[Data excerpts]
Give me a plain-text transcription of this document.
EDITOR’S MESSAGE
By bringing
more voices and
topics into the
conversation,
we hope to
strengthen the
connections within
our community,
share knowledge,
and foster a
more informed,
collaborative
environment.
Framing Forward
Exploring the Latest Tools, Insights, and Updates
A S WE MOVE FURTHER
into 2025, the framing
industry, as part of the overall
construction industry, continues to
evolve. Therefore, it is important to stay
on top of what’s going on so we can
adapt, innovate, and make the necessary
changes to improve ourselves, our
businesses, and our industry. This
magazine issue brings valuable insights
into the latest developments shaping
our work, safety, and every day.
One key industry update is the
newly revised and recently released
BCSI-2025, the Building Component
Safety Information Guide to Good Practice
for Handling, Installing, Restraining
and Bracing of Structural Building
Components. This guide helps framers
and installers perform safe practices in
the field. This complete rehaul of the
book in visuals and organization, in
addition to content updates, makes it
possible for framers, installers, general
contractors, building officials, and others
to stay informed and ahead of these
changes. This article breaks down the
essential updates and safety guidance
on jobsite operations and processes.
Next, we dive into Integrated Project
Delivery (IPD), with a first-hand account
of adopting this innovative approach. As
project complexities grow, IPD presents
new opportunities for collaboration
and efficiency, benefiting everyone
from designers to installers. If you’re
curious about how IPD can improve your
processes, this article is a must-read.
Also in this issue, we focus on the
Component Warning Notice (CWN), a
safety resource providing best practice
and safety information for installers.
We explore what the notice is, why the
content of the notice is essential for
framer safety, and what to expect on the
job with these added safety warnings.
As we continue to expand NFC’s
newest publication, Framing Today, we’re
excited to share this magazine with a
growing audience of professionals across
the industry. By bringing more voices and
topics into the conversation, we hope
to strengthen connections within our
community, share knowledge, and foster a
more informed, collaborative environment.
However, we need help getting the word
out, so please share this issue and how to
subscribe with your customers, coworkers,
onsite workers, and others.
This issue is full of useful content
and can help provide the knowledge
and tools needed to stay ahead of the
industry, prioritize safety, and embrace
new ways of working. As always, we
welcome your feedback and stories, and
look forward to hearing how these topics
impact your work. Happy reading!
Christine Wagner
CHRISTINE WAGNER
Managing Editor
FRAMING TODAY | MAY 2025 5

* _EXERCISE_
Write only the number of lines in the records that include the word "content".

* _COMPLETED TASK_
3